Document segment –
════
"Shocking Ground"

Status
Not open for further replies.

JDB3

Senior Member
I have not been to the site yet (just wanted to clear that up). An air conditioner friend of mine told me that when he went to this ( metal exterior wall church building) and touched the outside unit while his feet were on the ground, he got shocked. :happysad: With all of the wires disconnected from the unit, he still got shocked. :jawdrop:
Apparently, the service (meter & panel/disconnect) runs underground to the structure. I do not know how he checked the voltage, but said that it ranged up to 120 volts.
Any suggestions on how to measure/check the possible voltage from the ground to the building? Any suggestions as to the possible cause of this (building is not new) :?

Sorry, but till I can get out there, this is all the information I have.
 

iwire

Moderator
Staff member
Location
Massachusetts
Where the refrigerant lines still connected to the unit?

If so I would suspect a bad service neutral that is causing the potential relative to the earth of all grounded objects at that building to rise.
 

kwired

Electron manager
Location
NE Nebraska
If he had up to 120 volts there should be more serious voltage issues around the place if the service neutral is what is lost.

Could be bootleg ground off the neutral to the indoor blower/furnace, and that is what is open, or something of that nature if there isn't voltage issues all over the place.
 

hurk27

Senior Member
If he had up to 120 volts there should be more serious voltage issues around the place if the service neutral is what is lost.

Could be bootleg ground off the neutral to the indoor blower/furnace, and that is what is open, or something of that nature if there isn't voltage issues all over the place.

Or the other way around some one use the ground for a neutral but the ground opened and you now have 120 volts from that loads hot through that load to this ground, I have seen control transformers done like this, but not very likely since the building has a metal skin which is most likely grounded to the service because it is all mounted on it, including the disconnect for the AC unit, I'm suspecting a lost primary neutral to the transformer.
════
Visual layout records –
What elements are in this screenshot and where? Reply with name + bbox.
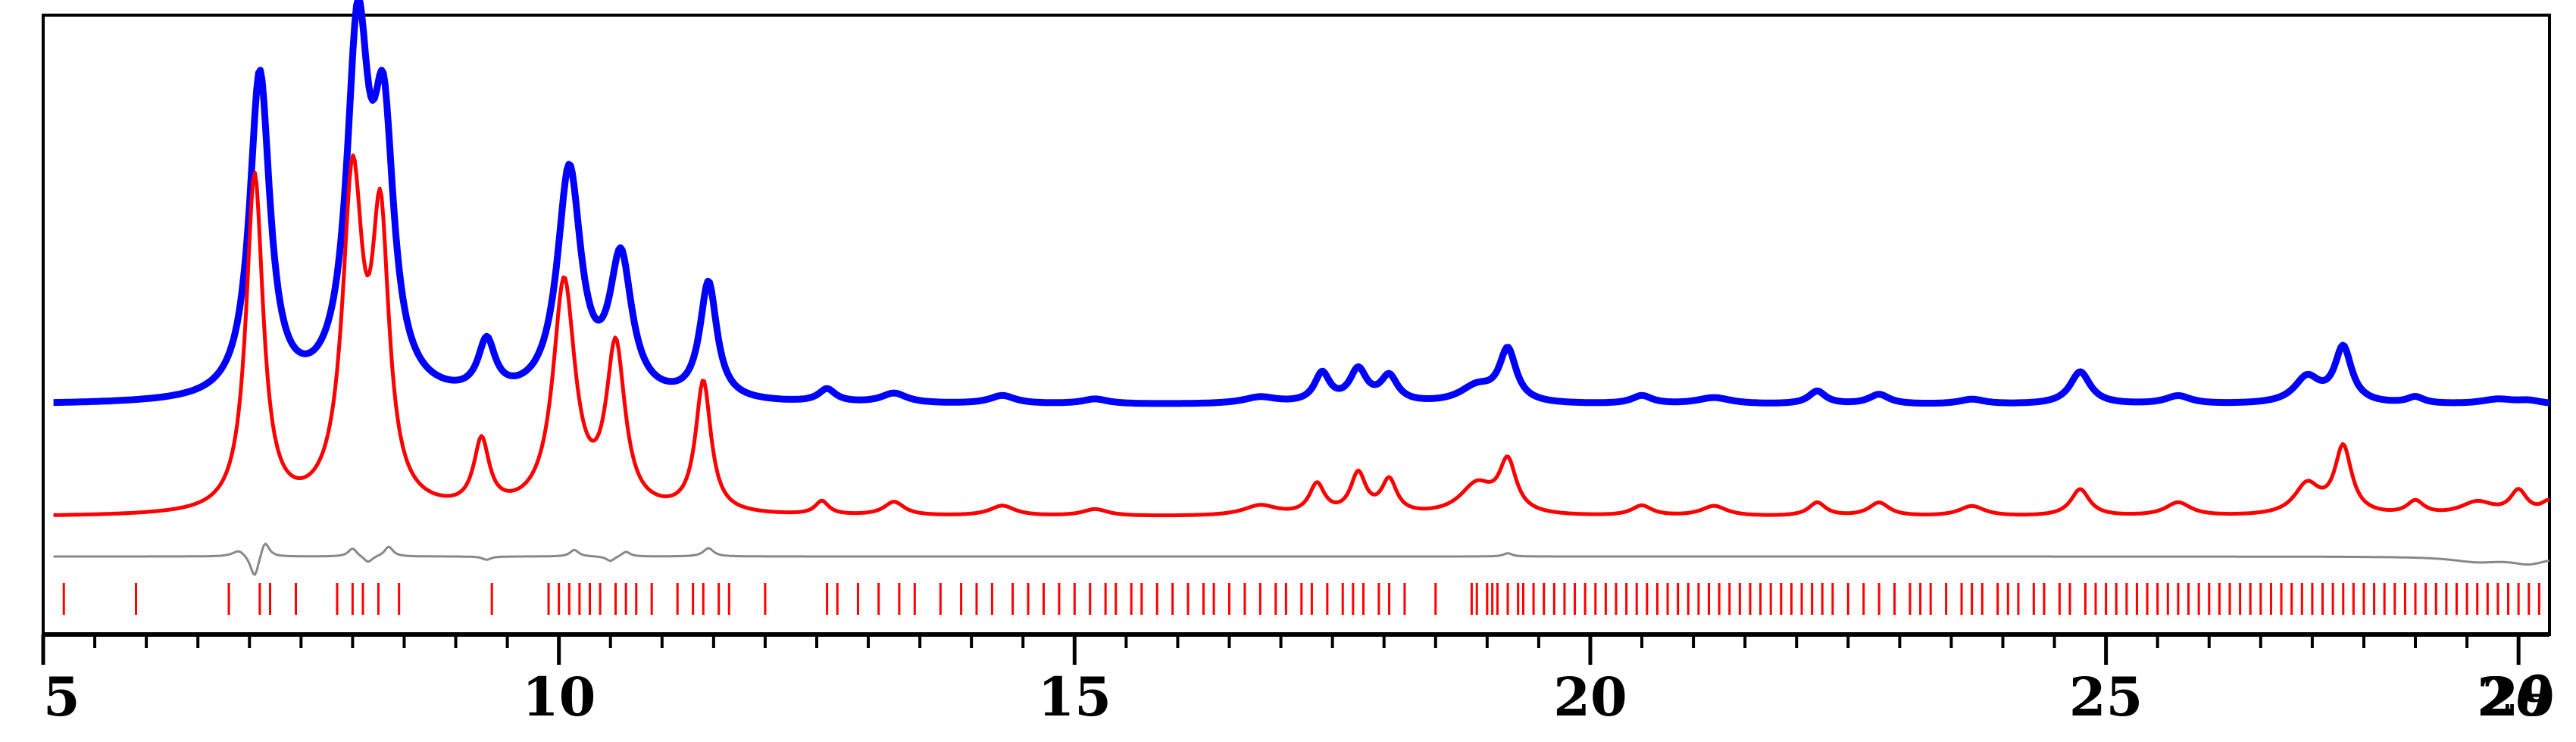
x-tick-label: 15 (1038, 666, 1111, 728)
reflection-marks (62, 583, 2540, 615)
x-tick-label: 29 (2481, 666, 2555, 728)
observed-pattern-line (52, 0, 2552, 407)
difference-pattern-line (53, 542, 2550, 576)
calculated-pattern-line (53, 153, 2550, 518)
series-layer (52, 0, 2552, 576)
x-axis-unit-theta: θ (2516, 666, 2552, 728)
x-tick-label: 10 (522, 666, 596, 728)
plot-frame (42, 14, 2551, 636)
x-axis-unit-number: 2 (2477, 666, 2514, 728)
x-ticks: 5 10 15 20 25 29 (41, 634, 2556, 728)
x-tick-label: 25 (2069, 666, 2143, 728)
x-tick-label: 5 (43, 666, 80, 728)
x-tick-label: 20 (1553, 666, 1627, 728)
════
Set of tasks –
- a) Reproduce the passage of the forum thread starting with "Any suggestions on" and going on through "to the unit?", word for word.
- b) Write out every line of the visual layout entries word for word, omitting the pictures from your answer.
The forum thread and the entries have no connection to each other.

Solved tasks –
- a)
Any suggestions on how to measure/check the possible voltage from the ground to the building? Any suggestions as to the possible cause of this (building is not new) :?

Sorry, but till I can get out there, this is all the information I have.
 

iwire

Moderator
Staff member
Location
Massachusetts
Where the refrigerant lines still connected to the unit?

- b)
What elements are in this screenshot and where? Reply with name + bbox.
x-tick-label: 15 (1038, 666, 1111, 728)
reflection-marks (62, 583, 2540, 615)
x-tick-label: 29 (2481, 666, 2555, 728)
observed-pattern-line (52, 0, 2552, 407)
difference-pattern-line (53, 542, 2550, 576)
calculated-pattern-line (53, 153, 2550, 518)
series-layer (52, 0, 2552, 576)
x-axis-unit-theta: θ (2516, 666, 2552, 728)
x-tick-label: 10 (522, 666, 596, 728)
plot-frame (42, 14, 2551, 636)
x-axis-unit-number: 2 (2477, 666, 2514, 728)
x-ticks: 5 10 15 20 25 29 (41, 634, 2556, 728)
x-tick-label: 25 (2069, 666, 2143, 728)
x-tick-label: 5 (43, 666, 80, 728)
x-tick-label: 20 (1553, 666, 1627, 728)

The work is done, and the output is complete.